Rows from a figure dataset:
-------------------------
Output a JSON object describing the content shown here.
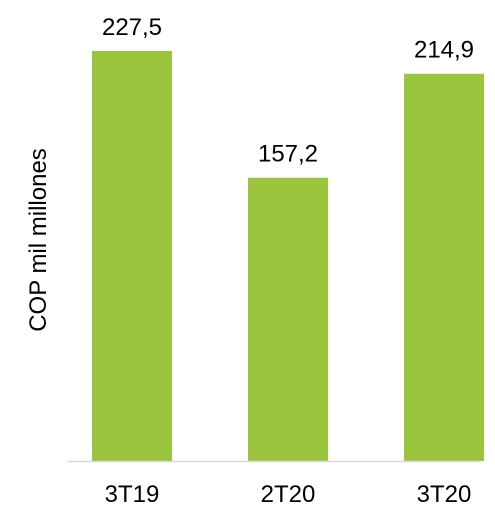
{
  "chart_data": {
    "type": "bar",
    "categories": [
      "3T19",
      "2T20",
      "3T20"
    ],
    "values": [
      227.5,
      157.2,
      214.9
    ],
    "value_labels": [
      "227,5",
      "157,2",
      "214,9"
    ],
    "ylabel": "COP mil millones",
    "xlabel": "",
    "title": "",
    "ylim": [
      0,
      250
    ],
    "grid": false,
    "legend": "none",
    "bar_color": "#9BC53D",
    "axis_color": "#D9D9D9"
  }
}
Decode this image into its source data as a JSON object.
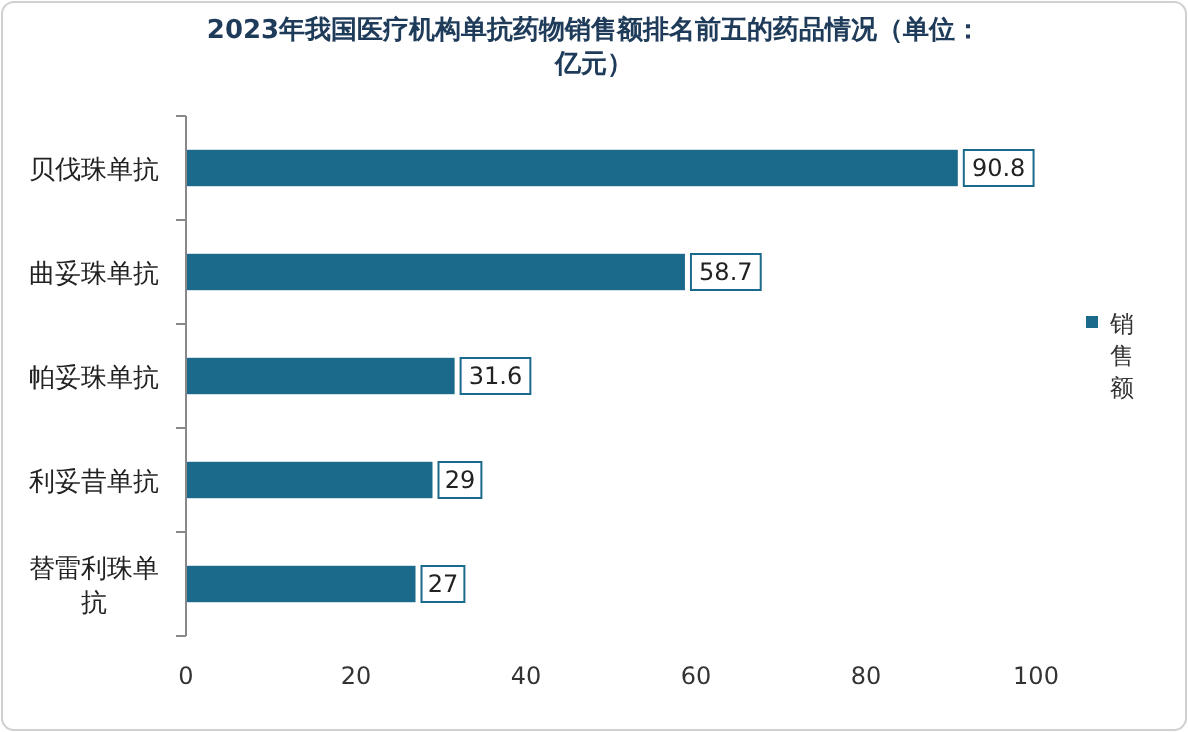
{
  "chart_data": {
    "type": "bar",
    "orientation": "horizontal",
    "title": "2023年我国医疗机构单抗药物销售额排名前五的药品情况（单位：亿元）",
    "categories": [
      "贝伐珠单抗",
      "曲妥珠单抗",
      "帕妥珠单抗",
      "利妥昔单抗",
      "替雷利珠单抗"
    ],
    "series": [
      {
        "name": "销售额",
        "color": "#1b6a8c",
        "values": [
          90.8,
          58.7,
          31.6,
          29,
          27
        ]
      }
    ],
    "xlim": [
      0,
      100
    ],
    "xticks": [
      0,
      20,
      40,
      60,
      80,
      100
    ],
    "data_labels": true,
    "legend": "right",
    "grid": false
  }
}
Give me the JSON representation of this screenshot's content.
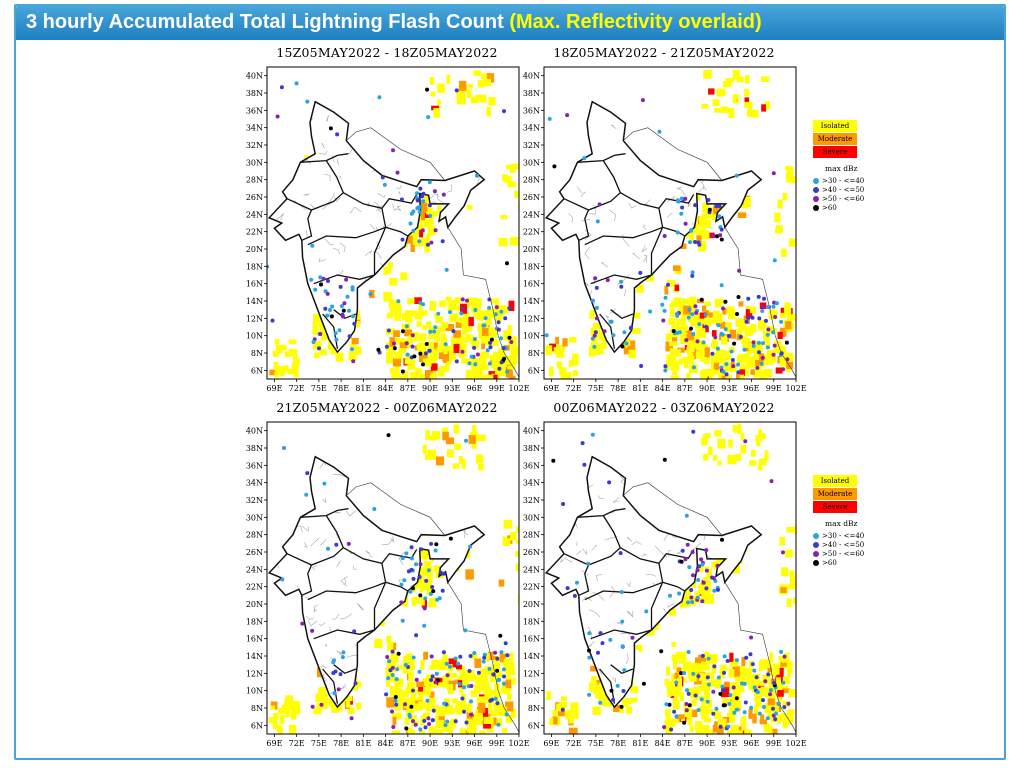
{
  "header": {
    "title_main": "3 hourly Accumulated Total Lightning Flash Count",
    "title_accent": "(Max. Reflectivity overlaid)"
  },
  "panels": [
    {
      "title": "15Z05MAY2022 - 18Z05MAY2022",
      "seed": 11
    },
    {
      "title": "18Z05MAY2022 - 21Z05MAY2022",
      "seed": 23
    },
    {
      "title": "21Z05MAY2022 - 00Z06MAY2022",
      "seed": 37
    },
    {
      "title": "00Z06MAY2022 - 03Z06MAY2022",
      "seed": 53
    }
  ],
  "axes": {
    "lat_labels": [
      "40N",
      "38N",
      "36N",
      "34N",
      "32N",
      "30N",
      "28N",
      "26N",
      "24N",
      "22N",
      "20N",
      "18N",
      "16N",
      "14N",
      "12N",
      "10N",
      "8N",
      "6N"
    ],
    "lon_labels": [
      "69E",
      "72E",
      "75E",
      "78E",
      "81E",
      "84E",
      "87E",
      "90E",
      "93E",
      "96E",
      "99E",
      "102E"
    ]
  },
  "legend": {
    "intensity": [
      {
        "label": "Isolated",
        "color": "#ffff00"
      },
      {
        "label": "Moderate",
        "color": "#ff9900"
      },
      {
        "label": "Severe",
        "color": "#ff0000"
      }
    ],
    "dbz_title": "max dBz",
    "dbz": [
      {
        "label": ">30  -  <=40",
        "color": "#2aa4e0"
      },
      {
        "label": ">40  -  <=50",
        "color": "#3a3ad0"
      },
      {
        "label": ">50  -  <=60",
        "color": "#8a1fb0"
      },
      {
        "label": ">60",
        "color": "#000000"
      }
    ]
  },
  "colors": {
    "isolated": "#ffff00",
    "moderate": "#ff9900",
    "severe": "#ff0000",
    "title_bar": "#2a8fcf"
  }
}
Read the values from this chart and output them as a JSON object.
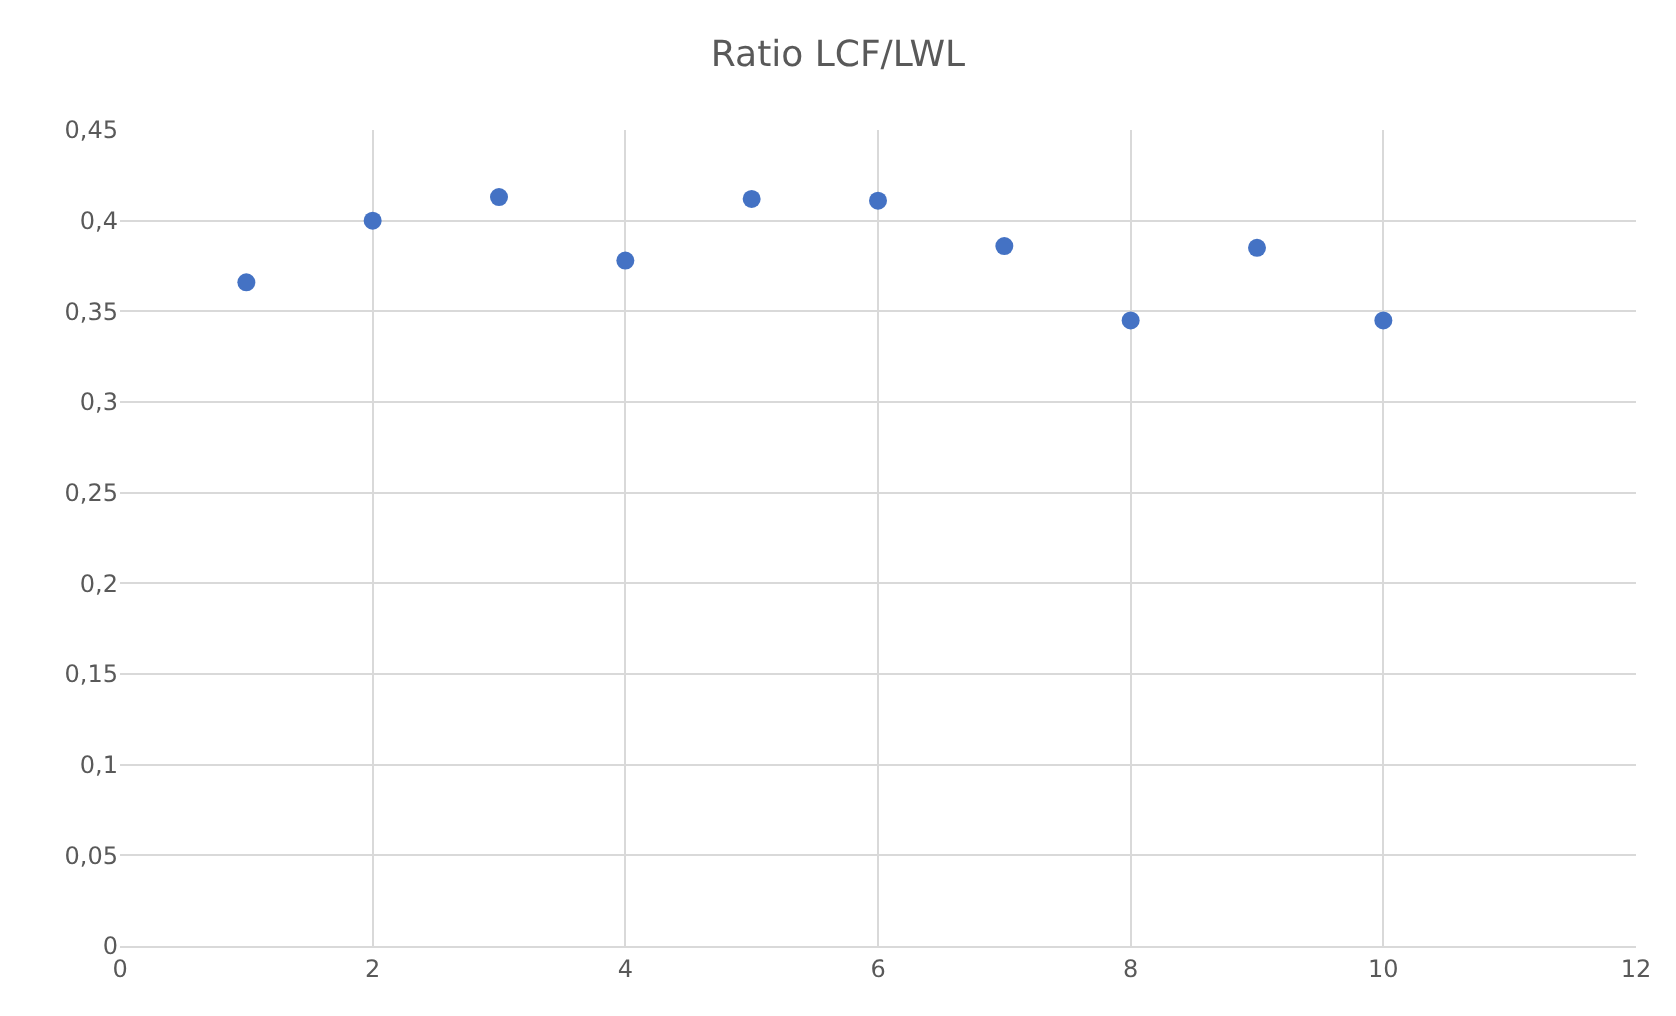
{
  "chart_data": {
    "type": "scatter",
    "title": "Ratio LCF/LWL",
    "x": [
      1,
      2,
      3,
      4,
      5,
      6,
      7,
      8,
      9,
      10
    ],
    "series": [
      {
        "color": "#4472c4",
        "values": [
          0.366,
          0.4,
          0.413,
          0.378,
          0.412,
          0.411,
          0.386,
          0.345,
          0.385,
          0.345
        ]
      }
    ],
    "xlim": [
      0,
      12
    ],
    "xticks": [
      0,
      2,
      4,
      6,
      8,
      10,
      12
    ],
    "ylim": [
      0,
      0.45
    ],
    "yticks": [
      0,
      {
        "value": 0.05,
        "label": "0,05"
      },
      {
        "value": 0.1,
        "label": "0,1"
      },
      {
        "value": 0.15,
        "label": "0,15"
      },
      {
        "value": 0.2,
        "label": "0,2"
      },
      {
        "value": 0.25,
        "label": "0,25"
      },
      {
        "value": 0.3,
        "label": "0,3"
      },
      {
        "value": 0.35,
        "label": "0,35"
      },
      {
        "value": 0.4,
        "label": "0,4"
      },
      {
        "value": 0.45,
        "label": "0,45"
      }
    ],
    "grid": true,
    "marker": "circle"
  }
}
-------------------------
Count every line of the records that holds "object". State the number, nothing else.

3